- Problem to solve
In the listing below, identify each line with the word "plain" and return those lines.

Collection entries

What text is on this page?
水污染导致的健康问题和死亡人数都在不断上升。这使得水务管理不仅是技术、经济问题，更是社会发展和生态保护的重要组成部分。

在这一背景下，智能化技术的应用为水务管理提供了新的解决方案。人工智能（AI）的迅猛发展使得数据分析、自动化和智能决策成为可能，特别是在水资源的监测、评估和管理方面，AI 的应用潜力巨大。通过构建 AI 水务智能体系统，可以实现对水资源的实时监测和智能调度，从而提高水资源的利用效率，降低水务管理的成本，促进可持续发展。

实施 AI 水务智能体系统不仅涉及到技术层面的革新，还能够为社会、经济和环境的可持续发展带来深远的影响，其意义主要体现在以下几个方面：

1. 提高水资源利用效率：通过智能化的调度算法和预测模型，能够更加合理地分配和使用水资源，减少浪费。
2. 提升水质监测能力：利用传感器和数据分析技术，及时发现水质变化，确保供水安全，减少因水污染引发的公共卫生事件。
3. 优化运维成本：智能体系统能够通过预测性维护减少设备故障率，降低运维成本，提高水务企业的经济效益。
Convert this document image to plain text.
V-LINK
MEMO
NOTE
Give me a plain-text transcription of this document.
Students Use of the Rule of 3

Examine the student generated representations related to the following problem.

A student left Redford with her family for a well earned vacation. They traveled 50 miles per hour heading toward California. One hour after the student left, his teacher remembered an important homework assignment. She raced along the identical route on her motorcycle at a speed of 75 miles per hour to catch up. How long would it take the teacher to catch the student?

- Task solution
Convert this document image to plain text.
Give me a plain-text transcription of this document.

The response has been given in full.